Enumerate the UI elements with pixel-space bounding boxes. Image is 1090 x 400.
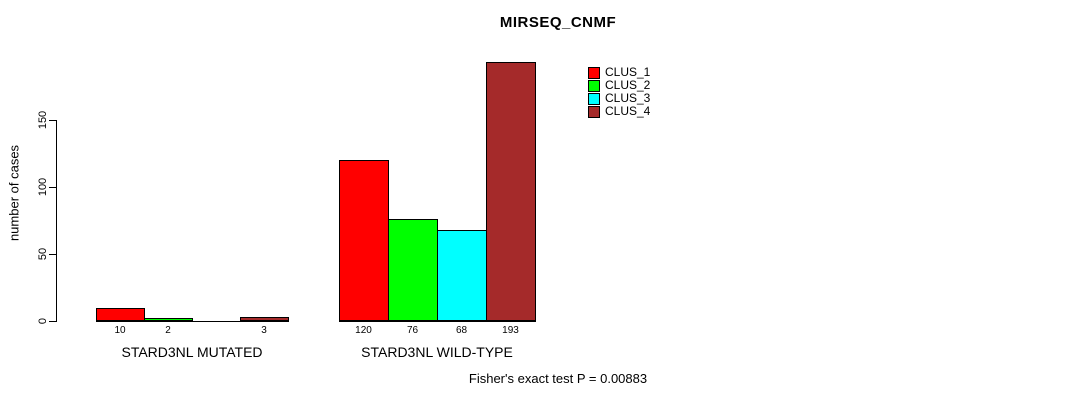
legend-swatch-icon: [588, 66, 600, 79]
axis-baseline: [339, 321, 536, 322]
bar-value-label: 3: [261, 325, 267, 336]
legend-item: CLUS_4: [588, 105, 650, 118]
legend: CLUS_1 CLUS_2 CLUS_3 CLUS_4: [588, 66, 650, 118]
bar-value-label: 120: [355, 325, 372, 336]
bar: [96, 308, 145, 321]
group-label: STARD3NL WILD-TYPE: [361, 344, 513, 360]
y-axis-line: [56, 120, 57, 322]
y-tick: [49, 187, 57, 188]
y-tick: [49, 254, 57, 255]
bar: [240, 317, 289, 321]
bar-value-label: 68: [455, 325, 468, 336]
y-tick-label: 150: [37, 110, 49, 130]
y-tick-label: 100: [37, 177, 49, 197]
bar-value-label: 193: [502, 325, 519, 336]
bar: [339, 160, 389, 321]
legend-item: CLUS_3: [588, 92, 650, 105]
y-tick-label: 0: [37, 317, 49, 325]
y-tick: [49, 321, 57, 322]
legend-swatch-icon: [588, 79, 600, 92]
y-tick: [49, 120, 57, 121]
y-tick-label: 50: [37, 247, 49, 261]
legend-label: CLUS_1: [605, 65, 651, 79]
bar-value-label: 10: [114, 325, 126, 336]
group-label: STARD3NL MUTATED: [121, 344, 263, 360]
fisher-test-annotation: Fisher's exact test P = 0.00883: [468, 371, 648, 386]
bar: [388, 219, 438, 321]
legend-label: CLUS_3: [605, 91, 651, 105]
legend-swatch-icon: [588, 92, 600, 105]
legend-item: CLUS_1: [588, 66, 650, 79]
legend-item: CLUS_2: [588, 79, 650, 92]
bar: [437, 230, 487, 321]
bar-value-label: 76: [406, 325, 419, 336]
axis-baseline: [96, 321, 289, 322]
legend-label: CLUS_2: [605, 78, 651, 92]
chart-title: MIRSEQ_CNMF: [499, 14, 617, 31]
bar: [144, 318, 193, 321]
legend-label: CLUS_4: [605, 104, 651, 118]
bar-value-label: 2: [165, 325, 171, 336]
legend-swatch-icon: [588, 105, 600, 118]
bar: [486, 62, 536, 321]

...

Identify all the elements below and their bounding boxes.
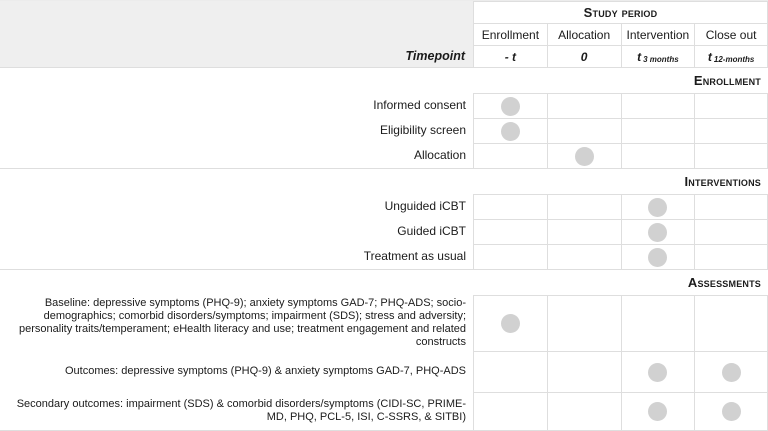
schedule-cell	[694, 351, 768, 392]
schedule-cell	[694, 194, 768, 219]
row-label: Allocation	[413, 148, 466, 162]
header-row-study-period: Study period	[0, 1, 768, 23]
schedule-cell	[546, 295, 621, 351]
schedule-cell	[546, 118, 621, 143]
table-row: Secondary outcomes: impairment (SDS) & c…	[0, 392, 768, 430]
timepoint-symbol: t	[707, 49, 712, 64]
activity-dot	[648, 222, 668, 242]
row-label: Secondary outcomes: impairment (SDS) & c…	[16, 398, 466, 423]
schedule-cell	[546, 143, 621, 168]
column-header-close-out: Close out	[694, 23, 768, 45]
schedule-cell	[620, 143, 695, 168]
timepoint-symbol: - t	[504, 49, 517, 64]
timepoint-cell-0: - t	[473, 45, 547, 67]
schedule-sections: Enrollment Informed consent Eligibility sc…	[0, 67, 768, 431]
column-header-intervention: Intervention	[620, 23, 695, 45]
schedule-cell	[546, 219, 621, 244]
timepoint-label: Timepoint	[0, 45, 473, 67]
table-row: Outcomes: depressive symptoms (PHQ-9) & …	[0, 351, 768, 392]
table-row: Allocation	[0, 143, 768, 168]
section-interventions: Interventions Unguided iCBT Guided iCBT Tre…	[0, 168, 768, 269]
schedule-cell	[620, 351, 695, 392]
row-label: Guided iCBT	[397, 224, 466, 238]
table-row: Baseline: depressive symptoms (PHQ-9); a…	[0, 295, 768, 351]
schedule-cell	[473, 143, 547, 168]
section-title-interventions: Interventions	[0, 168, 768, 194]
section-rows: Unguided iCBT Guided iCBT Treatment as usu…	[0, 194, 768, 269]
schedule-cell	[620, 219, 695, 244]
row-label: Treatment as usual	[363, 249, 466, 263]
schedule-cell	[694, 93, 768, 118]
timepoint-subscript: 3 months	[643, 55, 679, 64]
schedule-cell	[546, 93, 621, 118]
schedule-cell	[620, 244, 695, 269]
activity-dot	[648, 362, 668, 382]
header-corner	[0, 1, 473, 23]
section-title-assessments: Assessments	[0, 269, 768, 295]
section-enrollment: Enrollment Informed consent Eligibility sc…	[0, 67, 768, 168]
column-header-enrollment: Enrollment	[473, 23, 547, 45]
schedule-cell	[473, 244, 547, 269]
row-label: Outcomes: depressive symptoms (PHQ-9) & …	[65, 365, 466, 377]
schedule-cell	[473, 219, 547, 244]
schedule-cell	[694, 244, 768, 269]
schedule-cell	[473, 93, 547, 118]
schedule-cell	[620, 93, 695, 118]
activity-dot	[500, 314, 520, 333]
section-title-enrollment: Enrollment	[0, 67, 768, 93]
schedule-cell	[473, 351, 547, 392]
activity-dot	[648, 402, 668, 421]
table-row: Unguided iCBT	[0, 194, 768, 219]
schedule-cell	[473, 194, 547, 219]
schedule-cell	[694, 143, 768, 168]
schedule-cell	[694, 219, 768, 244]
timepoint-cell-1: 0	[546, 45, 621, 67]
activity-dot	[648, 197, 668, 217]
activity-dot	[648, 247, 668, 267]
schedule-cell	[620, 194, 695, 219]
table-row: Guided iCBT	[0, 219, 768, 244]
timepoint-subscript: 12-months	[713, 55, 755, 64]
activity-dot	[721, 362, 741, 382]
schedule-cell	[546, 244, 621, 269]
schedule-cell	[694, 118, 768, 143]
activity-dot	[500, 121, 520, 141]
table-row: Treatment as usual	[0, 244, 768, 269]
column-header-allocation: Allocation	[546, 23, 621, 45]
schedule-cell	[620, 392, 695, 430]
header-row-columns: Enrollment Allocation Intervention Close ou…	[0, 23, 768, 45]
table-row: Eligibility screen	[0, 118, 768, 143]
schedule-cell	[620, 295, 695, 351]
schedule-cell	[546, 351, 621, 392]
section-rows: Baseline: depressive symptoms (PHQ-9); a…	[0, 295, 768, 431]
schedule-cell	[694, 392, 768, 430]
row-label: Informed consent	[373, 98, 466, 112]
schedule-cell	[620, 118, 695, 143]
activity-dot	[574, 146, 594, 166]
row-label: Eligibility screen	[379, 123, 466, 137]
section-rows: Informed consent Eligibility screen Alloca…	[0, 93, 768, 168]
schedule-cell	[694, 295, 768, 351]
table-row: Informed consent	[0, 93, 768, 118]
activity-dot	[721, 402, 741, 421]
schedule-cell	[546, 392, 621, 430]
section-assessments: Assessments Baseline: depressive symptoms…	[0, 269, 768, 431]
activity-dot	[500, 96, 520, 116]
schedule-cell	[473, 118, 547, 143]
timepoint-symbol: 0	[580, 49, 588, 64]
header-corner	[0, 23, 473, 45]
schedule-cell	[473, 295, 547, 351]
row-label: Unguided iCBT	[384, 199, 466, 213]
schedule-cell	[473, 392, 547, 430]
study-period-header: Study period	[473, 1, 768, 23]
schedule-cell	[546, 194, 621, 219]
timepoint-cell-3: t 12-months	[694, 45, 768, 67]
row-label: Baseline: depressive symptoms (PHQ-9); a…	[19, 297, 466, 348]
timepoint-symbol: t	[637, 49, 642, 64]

==

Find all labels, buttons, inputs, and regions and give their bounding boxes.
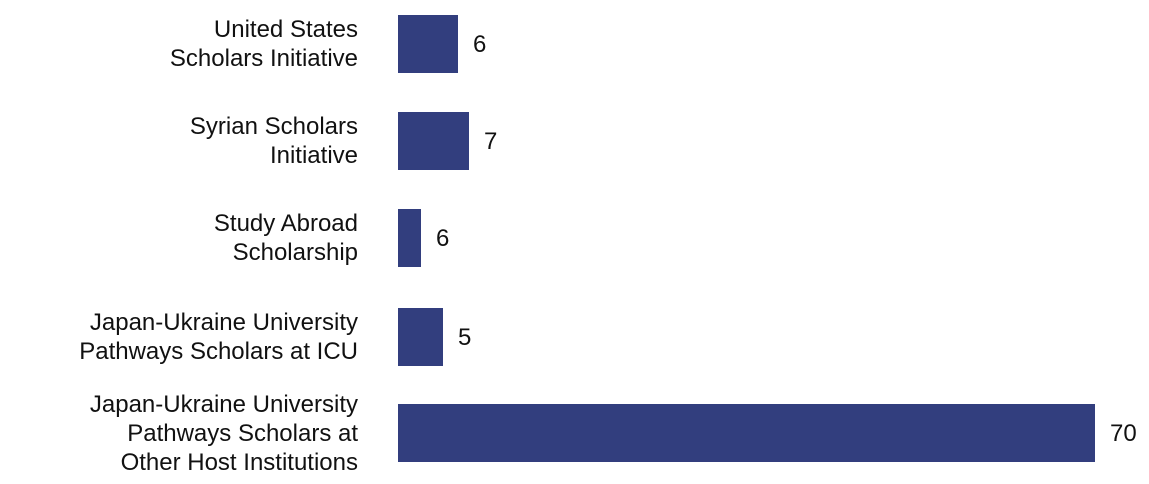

Written task. Reproduce verbatim the records from the line containing "Enumerate the UI" up to and including the line containing "bar: [486, 62, 536, 321]". Omit the pictures from your output.

Exercise result.
Enumerate the UI elements with pixel-space bounding boxes. Image is 1090 x 400.
legend-swatch-icon: [588, 66, 600, 79]
axis-baseline: [339, 321, 536, 322]
bar-value-label: 3: [261, 325, 267, 336]
legend-item: CLUS_4: [588, 105, 650, 118]
legend: CLUS_1 CLUS_2 CLUS_3 CLUS_4: [588, 66, 650, 118]
bar-value-label: 120: [355, 325, 372, 336]
bar: [96, 308, 145, 321]
group-label: STARD3NL WILD-TYPE: [361, 344, 513, 360]
y-axis-line: [56, 120, 57, 322]
y-tick: [49, 187, 57, 188]
y-tick: [49, 254, 57, 255]
bar: [240, 317, 289, 321]
bar-value-label: 68: [455, 325, 468, 336]
y-tick-label: 150: [37, 110, 49, 130]
y-tick-label: 100: [37, 177, 49, 197]
bar-value-label: 193: [502, 325, 519, 336]
bar: [339, 160, 389, 321]
legend-item: CLUS_3: [588, 92, 650, 105]
y-tick-label: 0: [37, 317, 49, 325]
y-tick: [49, 321, 57, 322]
legend-swatch-icon: [588, 79, 600, 92]
y-tick: [49, 120, 57, 121]
y-tick-label: 50: [37, 247, 49, 261]
legend-label: CLUS_1: [605, 65, 651, 79]
bar-value-label: 10: [114, 325, 126, 336]
group-label: STARD3NL MUTATED: [121, 344, 263, 360]
fisher-test-annotation: Fisher's exact test P = 0.00883: [468, 371, 648, 386]
bar: [388, 219, 438, 321]
legend-label: CLUS_3: [605, 91, 651, 105]
legend-swatch-icon: [588, 92, 600, 105]
legend-item: CLUS_1: [588, 66, 650, 79]
legend-item: CLUS_2: [588, 79, 650, 92]
bar: [437, 230, 487, 321]
bar-value-label: 76: [406, 325, 419, 336]
axis-baseline: [96, 321, 289, 322]
legend-label: CLUS_2: [605, 78, 651, 92]
chart-title: MIRSEQ_CNMF: [499, 14, 617, 31]
bar: [144, 318, 193, 321]
legend-label: CLUS_4: [605, 104, 651, 118]
bar-value-label: 2: [165, 325, 171, 336]
legend-swatch-icon: [588, 105, 600, 118]
bar: [486, 62, 536, 321]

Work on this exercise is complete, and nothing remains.